— START —

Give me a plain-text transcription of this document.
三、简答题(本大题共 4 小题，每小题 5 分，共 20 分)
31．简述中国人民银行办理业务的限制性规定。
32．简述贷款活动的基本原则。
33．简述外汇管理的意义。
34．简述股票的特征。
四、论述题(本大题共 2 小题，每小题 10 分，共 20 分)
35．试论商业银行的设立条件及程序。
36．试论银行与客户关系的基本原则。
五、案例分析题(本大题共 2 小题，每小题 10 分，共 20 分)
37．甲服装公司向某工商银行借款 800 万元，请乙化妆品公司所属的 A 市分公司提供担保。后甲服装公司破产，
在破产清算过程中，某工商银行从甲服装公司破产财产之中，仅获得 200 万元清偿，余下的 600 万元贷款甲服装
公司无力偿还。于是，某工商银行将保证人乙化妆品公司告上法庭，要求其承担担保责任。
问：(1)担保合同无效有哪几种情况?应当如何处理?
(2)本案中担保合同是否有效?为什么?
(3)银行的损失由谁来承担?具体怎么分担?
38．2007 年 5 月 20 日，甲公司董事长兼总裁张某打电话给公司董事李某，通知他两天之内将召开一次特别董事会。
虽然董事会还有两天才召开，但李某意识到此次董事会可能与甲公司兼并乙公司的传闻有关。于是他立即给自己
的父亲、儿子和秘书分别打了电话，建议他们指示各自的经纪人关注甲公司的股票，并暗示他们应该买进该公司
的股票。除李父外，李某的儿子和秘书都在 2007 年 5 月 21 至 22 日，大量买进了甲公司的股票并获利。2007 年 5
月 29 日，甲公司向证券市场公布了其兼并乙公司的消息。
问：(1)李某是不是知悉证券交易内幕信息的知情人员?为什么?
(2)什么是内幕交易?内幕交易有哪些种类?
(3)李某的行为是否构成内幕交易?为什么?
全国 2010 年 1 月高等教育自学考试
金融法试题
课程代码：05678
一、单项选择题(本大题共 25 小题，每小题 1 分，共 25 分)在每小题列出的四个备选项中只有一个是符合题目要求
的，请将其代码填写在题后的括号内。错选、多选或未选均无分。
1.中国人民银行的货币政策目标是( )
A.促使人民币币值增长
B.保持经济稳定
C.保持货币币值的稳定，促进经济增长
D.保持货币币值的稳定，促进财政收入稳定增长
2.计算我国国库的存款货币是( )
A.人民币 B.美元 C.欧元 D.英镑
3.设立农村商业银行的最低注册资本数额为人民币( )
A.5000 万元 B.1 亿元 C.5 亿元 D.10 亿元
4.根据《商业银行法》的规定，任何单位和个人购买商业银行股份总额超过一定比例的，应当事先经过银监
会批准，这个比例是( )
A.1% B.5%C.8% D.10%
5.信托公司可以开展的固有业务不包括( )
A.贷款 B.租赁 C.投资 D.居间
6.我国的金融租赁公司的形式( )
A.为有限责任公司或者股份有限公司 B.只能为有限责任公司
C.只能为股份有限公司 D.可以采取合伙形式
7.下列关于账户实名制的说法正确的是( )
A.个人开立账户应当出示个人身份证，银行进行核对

— END —

> Task directions: Take the material above and return all of it exactly.

> The completed task:
Give me a plain-text transcription of this document.
三、简答题(本大题共 4 小题，每小题 5 分，共 20 分)
31．简述中国人民银行办理业务的限制性规定。
32．简述贷款活动的基本原则。
33．简述外汇管理的意义。
34．简述股票的特征。
四、论述题(本大题共 2 小题，每小题 10 分，共 20 分)
35．试论商业银行的设立条件及程序。
36．试论银行与客户关系的基本原则。
五、案例分析题(本大题共 2 小题，每小题 10 分，共 20 分)
37．甲服装公司向某工商银行借款 800 万元，请乙化妆品公司所属的 A 市分公司提供担保。后甲服装公司破产，
在破产清算过程中，某工商银行从甲服装公司破产财产之中，仅获得 200 万元清偿，余下的 600 万元贷款甲服装
公司无力偿还。于是，某工商银行将保证人乙化妆品公司告上法庭，要求其承担担保责任。
问：(1)担保合同无效有哪几种情况?应当如何处理?
(2)本案中担保合同是否有效?为什么?
(3)银行的损失由谁来承担?具体怎么分担?
38．2007 年 5 月 20 日，甲公司董事长兼总裁张某打电话给公司董事李某，通知他两天之内将召开一次特别董事会。
虽然董事会还有两天才召开，但李某意识到此次董事会可能与甲公司兼并乙公司的传闻有关。于是他立即给自己
的父亲、儿子和秘书分别打了电话，建议他们指示各自的经纪人关注甲公司的股票，并暗示他们应该买进该公司
的股票。除李父外，李某的儿子和秘书都在 2007 年 5 月 21 至 22 日，大量买进了甲公司的股票并获利。2007 年 5
月 29 日，甲公司向证券市场公布了其兼并乙公司的消息。
问：(1)李某是不是知悉证券交易内幕信息的知情人员?为什么?
(2)什么是内幕交易?内幕交易有哪些种类?
(3)李某的行为是否构成内幕交易?为什么?
全国 2010 年 1 月高等教育自学考试
金融法试题
课程代码：05678
一、单项选择题(本大题共 25 小题，每小题 1 分，共 25 分)在每小题列出的四个备选项中只有一个是符合题目要求
的，请将其代码填写在题后的括号内。错选、多选或未选均无分。
1.中国人民银行的货币政策目标是( )
A.促使人民币币值增长
B.保持经济稳定
C.保持货币币值的稳定，促进经济增长
D.保持货币币值的稳定，促进财政收入稳定增长
2.计算我国国库的存款货币是( )
A.人民币 B.美元 C.欧元 D.英镑
3.设立农村商业银行的最低注册资本数额为人民币( )
A.5000 万元 B.1 亿元 C.5 亿元 D.10 亿元
4.根据《商业银行法》的规定，任何单位和个人购买商业银行股份总额超过一定比例的，应当事先经过银监
会批准，这个比例是( )
A.1% B.5%C.8% D.10%
5.信托公司可以开展的固有业务不包括( )
A.贷款 B.租赁 C.投资 D.居间
6.我国的金融租赁公司的形式( )
A.为有限责任公司或者股份有限公司 B.只能为有限责任公司
C.只能为股份有限公司 D.可以采取合伙形式
7.下列关于账户实名制的说法正确的是( )
A.个人开立账户应当出示个人身份证，银行进行核对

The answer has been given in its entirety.